* **WORK TO BE COMPLETED**
Copy the entries below exactly. Images do not belong in the copy.

* **RECORDS FOR THE TASK**

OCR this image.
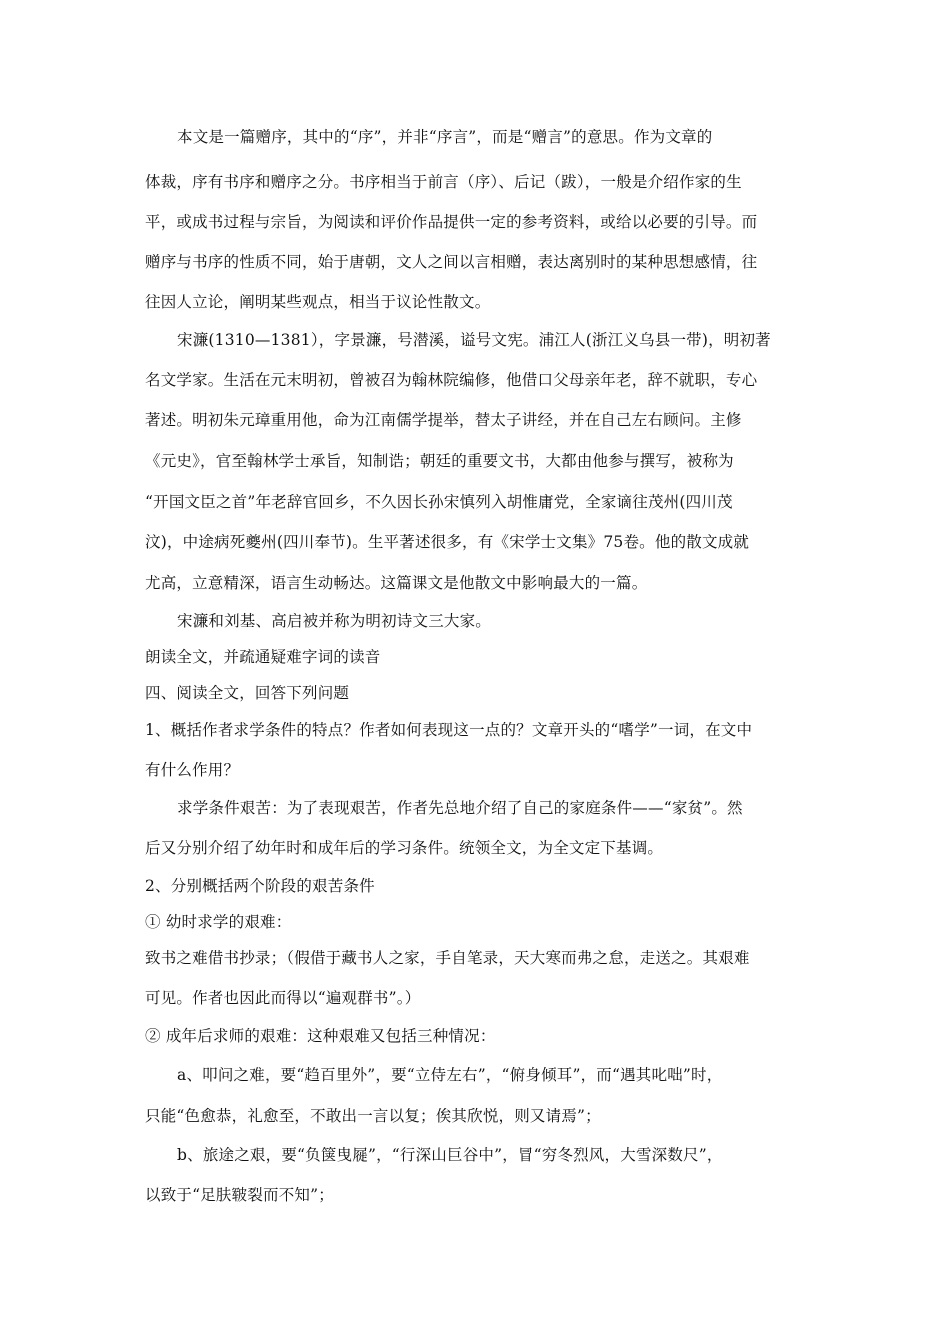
本文是一篇赠序，其中的“序”，并非“序言”，而是“赠言”的意思。作为文章的
体裁，序有书序和赠序之分。书序相当于前言（序）、后记（跋），一般是介绍作家的生
平，或成书过程与宗旨，为阅读和评价作品提供一定的参考资料，或给以必要的引导。而
赠序与书序的性质不同，始于唐朝，文人之间以言相赠，表达离别时的某种思想感情，往
往因人立论，阐明某些观点，相当于议论性散文。
宋濂(1310—1381），字景濂，号潜溪，谥号文宪。浦江人(浙江义乌县一带)，明初著
名文学家。生活在元末明初，曾被召为翰林院编修，他借口父母亲年老，辞不就职，专心
著述。明初朱元璋重用他，命为江南儒学提举，替太子讲经，并在自己左右顾问。主修
《元史》，官至翰林学士承旨，知制诰；朝廷的重要文书，大都由他参与撰写，被称为
“开国文臣之首”年老辞官回乡，不久因长孙宋慎列入胡惟庸党，全家谪往茂州(四川茂
汶)，中途病死夔州(四川奉节)。生平著述很多，有《宋学士文集》75卷。他的散文成就
尤高，立意精深，语言生动畅达。这篇课文是他散文中影响最大的一篇。
宋濂和刘基、高启被并称为明初诗文三大家。
朗读全文，并疏通疑难字词的读音
四、阅读全文，回答下列问题
1、概括作者求学条件的特点？作者如何表现这一点的？文章开头的“嗜学”一词，在文中
有什么作用？
求学条件艰苦：为了表现艰苦，作者先总地介绍了自己的家庭条件——“家贫”。然
后又分别介绍了幼年时和成年后的学习条件。统领全文，为全文定下基调。
2、分别概括两个阶段的艰苦条件
① 幼时求学的艰难：
致书之难借书抄录；（假借于藏书人之家，手自笔录，天大寒而弗之怠，走送之。其艰难
可见。作者也因此而得以“遍观群书”。）
② 成年后求师的艰难：这种艰难又包括三种情况：
a、叩问之难，要“趋百里外”，要“立侍左右”，“俯身倾耳”，而“遇其叱咄”时，
只能“色愈恭，礼愈至，不敢出一言以复；俟其欣悦，则又请焉”；
b、旅途之艰，要“负箧曳屣”，“行深山巨谷中”，冒“穷冬烈风，大雪深数尺”，
以致于“足肤皲裂而不知”；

* **RESULT OF THE EXERCISE**
OCR this image.
本文是一篇赠序，其中的“序”，并非“序言”，而是“赠言”的意思。作为文章的
体裁，序有书序和赠序之分。书序相当于前言（序）、后记（跋），一般是介绍作家的生
平，或成书过程与宗旨，为阅读和评价作品提供一定的参考资料，或给以必要的引导。而
赠序与书序的性质不同，始于唐朝，文人之间以言相赠，表达离别时的某种思想感情，往
往因人立论，阐明某些观点，相当于议论性散文。
宋濂(1310—1381），字景濂，号潜溪，谥号文宪。浦江人(浙江义乌县一带)，明初著
名文学家。生活在元末明初，曾被召为翰林院编修，他借口父母亲年老，辞不就职，专心
著述。明初朱元璋重用他，命为江南儒学提举，替太子讲经，并在自己左右顾问。主修
《元史》，官至翰林学士承旨，知制诰；朝廷的重要文书，大都由他参与撰写，被称为
“开国文臣之首”年老辞官回乡，不久因长孙宋慎列入胡惟庸党，全家谪往茂州(四川茂
汶)，中途病死夔州(四川奉节)。生平著述很多，有《宋学士文集》75卷。他的散文成就
尤高，立意精深，语言生动畅达。这篇课文是他散文中影响最大的一篇。
宋濂和刘基、高启被并称为明初诗文三大家。
朗读全文，并疏通疑难字词的读音
四、阅读全文，回答下列问题
1、概括作者求学条件的特点？作者如何表现这一点的？文章开头的“嗜学”一词，在文中
有什么作用？
求学条件艰苦：为了表现艰苦，作者先总地介绍了自己的家庭条件——“家贫”。然
后又分别介绍了幼年时和成年后的学习条件。统领全文，为全文定下基调。
2、分别概括两个阶段的艰苦条件
① 幼时求学的艰难：
致书之难借书抄录；（假借于藏书人之家，手自笔录，天大寒而弗之怠，走送之。其艰难
可见。作者也因此而得以“遍观群书”。）
② 成年后求师的艰难：这种艰难又包括三种情况：
a、叩问之难，要“趋百里外”，要“立侍左右”，“俯身倾耳”，而“遇其叱咄”时，
只能“色愈恭，礼愈至，不敢出一言以复；俟其欣悦，则又请焉”；
b、旅途之艰，要“负箧曳屣”，“行深山巨谷中”，冒“穷冬烈风，大雪深数尺”，
以致于“足肤皲裂而不知”；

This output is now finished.